## Problem description
Extract all lines containing "name".

+++ Exercise inputs +++

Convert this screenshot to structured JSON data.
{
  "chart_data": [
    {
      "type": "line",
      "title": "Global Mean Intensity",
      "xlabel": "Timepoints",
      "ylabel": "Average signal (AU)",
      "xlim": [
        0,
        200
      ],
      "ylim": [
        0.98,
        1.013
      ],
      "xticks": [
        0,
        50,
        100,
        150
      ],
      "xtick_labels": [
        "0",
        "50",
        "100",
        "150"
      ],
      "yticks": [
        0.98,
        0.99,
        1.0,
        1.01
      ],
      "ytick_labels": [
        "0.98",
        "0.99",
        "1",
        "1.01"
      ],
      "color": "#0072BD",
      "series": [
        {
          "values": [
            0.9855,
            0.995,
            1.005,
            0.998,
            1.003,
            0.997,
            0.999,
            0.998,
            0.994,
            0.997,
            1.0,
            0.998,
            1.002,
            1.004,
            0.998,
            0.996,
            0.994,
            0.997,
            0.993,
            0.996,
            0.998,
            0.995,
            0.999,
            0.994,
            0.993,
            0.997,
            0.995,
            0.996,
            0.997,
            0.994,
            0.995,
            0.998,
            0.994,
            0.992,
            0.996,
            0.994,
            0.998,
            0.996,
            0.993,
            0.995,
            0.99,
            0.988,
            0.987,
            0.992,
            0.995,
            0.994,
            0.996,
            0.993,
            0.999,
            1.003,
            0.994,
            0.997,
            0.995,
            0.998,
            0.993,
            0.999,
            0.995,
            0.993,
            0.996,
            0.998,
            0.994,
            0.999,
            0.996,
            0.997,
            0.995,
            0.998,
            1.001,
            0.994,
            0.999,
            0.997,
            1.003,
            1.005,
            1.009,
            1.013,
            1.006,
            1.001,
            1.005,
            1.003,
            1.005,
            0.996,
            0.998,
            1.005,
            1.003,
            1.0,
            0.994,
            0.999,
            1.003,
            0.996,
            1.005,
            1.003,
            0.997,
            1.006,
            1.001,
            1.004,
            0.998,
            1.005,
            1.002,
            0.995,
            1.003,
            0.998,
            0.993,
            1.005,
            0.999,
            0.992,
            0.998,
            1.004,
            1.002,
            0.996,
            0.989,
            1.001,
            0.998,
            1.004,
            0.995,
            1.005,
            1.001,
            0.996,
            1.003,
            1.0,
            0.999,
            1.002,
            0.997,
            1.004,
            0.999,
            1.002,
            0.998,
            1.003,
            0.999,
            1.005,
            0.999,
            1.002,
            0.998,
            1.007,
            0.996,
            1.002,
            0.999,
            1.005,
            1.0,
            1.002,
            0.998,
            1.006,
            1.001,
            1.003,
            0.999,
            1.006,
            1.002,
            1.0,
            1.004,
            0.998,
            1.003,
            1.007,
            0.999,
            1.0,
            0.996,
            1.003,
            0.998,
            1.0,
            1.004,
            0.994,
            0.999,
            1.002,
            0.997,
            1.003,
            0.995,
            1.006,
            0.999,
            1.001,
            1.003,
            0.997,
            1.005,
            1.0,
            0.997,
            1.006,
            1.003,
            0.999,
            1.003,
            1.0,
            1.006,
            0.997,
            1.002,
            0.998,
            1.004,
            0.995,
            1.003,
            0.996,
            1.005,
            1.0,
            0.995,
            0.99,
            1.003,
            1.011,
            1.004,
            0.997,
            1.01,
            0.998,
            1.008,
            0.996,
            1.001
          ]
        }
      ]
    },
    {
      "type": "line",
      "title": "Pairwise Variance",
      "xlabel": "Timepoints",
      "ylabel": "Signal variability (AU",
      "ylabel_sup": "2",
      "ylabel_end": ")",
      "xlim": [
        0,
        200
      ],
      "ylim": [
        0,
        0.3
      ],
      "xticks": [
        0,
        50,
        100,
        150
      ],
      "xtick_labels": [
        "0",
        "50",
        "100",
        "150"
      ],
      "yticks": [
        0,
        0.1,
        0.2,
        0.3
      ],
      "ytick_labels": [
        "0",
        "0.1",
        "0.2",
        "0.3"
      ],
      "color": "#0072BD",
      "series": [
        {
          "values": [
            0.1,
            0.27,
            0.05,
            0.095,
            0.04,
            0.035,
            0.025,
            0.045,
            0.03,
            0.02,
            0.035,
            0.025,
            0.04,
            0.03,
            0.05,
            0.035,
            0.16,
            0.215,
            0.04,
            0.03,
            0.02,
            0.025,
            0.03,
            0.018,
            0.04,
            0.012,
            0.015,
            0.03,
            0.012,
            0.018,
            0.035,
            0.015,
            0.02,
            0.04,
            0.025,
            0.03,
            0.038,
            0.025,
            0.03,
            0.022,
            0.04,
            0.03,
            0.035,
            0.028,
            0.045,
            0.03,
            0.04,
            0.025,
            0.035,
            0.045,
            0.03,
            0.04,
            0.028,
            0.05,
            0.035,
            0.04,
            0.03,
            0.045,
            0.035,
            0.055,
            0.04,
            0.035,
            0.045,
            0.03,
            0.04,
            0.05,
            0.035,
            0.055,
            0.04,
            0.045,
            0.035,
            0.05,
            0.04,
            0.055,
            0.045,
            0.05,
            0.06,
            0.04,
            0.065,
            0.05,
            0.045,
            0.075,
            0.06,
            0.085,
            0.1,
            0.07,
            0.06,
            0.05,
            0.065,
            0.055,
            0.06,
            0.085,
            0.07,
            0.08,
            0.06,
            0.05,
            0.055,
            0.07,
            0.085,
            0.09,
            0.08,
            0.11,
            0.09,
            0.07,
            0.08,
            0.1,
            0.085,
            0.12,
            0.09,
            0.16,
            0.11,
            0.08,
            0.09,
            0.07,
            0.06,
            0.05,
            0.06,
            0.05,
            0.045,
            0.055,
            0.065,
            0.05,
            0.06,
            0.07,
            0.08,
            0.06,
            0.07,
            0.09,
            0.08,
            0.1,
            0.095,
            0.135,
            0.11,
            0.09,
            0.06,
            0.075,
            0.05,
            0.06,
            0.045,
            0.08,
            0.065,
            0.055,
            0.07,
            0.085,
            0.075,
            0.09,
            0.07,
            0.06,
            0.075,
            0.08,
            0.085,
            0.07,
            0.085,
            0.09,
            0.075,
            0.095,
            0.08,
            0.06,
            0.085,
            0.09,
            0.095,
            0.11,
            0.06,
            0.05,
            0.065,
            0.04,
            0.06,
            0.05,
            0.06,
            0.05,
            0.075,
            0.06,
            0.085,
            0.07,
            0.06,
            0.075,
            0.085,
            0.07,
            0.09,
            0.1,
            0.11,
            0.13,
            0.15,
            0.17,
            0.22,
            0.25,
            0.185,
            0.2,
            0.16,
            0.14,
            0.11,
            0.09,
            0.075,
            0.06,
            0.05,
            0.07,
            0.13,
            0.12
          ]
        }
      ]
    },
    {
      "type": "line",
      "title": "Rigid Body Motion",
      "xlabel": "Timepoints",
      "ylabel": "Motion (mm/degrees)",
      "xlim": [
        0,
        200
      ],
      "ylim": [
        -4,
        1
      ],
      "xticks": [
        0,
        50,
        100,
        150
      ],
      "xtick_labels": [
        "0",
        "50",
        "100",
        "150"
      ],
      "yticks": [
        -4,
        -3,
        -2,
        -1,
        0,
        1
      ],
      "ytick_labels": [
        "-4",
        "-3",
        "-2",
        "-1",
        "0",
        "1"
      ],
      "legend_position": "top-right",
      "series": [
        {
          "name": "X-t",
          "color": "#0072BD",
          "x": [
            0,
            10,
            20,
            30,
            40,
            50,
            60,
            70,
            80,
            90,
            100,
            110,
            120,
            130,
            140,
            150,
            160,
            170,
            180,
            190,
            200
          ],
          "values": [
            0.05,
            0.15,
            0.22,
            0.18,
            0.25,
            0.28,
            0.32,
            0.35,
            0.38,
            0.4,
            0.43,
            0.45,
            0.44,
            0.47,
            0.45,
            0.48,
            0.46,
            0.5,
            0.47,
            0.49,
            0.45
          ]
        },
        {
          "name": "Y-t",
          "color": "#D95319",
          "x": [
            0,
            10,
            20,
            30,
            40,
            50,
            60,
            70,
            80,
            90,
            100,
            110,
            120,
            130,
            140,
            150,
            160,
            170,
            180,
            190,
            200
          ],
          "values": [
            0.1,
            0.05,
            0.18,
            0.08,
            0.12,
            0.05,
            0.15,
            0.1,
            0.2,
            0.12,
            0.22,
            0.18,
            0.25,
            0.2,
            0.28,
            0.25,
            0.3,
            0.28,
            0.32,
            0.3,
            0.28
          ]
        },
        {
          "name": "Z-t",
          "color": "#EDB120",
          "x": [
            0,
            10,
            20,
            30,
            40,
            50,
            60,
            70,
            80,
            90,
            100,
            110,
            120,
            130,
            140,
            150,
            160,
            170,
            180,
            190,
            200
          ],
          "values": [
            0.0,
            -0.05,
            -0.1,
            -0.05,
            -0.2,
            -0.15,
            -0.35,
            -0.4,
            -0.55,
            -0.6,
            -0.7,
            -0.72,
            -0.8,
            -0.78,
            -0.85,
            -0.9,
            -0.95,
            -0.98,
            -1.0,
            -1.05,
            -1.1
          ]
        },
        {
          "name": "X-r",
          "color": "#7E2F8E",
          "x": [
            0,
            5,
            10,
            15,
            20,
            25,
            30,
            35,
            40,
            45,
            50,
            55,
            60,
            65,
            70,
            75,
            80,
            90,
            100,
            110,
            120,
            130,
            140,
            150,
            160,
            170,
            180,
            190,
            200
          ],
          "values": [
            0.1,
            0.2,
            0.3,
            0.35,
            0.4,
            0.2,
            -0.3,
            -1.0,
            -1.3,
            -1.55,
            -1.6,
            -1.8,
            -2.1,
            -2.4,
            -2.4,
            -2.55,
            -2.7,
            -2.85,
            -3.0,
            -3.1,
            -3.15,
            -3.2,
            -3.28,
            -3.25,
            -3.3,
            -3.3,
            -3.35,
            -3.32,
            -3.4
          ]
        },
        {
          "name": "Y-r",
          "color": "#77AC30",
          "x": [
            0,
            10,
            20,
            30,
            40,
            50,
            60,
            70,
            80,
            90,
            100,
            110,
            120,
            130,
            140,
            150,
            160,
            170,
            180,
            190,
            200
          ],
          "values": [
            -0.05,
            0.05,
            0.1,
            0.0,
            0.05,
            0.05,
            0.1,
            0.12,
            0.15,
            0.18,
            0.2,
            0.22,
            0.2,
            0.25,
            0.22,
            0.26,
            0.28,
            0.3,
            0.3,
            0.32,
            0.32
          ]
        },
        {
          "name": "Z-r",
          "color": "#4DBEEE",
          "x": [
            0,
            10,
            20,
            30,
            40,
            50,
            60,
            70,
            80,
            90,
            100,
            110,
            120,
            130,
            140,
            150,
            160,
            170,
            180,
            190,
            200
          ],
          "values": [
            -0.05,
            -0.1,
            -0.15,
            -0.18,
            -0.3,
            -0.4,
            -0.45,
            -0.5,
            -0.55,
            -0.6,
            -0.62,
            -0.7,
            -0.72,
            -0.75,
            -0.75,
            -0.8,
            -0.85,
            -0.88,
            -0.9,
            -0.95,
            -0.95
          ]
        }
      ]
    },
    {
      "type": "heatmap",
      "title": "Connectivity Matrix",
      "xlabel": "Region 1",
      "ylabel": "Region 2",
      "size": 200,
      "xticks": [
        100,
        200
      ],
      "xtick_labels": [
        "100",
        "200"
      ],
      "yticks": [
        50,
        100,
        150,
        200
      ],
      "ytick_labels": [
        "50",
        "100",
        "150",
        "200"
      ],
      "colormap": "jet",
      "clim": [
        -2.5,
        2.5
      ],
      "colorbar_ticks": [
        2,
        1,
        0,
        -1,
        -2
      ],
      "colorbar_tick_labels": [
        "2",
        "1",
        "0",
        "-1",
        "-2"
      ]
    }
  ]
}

+++

## Answer to the task
          "name": "X-t",
          "name": "Y-t",
          "name": "Z-t",
          "name": "X-r",
          "name": "Y-r",
          "name": "Z-r",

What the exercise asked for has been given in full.